Passage to read →

+++++

She and I don't always agree on everything, but we remain respectful. She always laughs when I turn down the complimentary toothpaste in favor of my own homemade tooth cleaner.
Most commercial toothpaste contains chemicals that I don't really want going into my body. Not to mention, they cost money. I use the "old time" mixture of baking soda and salt. It costs a small fraction of what one tube of toothpaste would cost, one box (mixed with a little salt) lasts almost a year and the best part is that it does a wonderful job!
I have always hated the part at the end of my cleaning appointment where they use that nasty, fruity tasting gel to polish my teeth. Instead of leaving with a cleaner feeling mouth, I left half sick to my stomach because of the taste.
My hygienist and I were talking about how strange I am that I prefer the Cavitron over the usual scaling (and torturous scraping) with the instruments. She said that since I am so "strange" about that (that word keeps coming up in reference to my personality...wonder if I should look into that?) that I may prefer the "baking soda sandblasting" polishing over the traditional polishing (with the before mentioned cherry gel goop).
So it turns out that there is a (in my opinion) better way! I was all excited that this "new" natural way was out there (I have no idea, nor do I really think I want to know, what is in the gel goop). Imagine my surprise when I was informed that this technique had actually been around for years and years...it predates the gel goop.
One of the chemicals that I have a problem with, and this one has pretty much inundated all of our beauty products these days, is Sodium Lauryl Sulfate (SLS). Like with everything else out there, there are two camps...the ones who think the SLS scare is a bunch of hype and then there are the conspiracy theorists, like me.

+++++

Given information →

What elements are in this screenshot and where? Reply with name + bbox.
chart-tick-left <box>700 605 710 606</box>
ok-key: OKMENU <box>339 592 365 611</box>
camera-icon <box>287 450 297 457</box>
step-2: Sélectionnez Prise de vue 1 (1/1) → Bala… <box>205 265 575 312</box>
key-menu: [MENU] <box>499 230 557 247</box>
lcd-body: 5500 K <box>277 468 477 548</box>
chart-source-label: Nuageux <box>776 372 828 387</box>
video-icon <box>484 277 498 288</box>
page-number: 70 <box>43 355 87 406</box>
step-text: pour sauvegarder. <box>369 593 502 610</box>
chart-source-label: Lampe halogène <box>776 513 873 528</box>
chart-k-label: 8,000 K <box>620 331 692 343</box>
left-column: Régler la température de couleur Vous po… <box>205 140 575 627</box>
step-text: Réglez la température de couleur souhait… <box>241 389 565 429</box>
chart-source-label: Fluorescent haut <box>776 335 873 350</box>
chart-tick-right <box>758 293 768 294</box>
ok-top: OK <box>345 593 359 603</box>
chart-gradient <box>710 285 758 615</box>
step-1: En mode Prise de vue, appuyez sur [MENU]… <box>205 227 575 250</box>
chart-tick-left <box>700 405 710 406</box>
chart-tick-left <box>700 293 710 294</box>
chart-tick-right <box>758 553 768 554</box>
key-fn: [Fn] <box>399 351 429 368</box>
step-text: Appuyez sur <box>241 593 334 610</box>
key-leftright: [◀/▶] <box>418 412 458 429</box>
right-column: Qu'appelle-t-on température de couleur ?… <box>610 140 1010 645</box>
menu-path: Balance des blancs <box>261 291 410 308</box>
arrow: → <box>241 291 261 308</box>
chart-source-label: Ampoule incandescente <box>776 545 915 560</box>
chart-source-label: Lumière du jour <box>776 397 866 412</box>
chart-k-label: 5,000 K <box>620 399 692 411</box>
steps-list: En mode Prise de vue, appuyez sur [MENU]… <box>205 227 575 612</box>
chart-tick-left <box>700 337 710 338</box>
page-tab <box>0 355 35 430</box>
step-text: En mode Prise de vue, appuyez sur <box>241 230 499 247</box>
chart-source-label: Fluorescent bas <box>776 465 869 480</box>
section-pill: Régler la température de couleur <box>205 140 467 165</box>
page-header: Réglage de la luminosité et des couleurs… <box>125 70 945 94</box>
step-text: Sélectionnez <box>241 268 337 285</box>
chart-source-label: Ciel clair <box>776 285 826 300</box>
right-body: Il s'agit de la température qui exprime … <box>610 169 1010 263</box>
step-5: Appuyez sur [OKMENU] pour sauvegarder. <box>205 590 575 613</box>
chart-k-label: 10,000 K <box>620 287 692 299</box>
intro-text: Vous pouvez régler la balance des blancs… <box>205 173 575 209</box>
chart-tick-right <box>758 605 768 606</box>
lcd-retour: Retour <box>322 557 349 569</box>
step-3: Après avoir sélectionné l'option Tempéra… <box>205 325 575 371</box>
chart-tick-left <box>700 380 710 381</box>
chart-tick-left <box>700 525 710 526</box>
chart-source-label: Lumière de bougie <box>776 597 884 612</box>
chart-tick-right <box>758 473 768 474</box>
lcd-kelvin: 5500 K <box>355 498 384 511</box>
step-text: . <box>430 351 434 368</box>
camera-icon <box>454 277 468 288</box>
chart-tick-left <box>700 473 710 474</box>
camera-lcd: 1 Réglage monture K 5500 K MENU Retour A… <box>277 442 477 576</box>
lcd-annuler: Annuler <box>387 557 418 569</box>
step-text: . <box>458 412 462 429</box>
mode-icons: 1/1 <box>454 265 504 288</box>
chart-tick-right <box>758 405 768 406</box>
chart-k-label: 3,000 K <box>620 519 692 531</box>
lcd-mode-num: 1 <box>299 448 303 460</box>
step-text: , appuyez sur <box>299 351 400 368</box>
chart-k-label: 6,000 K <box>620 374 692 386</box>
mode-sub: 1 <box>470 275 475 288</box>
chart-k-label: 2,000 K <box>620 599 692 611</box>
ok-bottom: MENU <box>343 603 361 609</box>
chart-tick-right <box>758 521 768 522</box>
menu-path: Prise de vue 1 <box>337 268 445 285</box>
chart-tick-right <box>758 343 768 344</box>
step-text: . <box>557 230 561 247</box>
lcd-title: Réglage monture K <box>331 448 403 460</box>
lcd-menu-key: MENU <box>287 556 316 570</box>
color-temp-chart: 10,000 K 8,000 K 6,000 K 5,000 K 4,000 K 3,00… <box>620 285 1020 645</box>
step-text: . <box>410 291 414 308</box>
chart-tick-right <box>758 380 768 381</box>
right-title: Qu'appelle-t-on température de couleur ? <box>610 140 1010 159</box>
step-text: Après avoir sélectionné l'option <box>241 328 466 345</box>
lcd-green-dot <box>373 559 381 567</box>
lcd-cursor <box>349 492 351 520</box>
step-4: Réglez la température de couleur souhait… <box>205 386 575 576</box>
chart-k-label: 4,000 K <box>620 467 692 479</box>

+++++

Requirement → Please print the toothpaste passage from "She and I don't" up to and including "a wonderful job!", word for word. The lines have no connection to the toothpaste passage.

Expected answer →
She and I don't always agree on everything, but we remain respectful. She always laughs when I turn down the complimentary toothpaste in favor of my own homemade tooth cleaner.
Most commercial toothpaste contains chemicals that I don't really want going into my body. Not to mention, they cost money. I use the "old time" mixture of baking soda and salt. It costs a small fraction of what one tube of toothpaste would cost, one box (mixed with a little salt) lasts almost a year and the best part is that it does a wonderful job!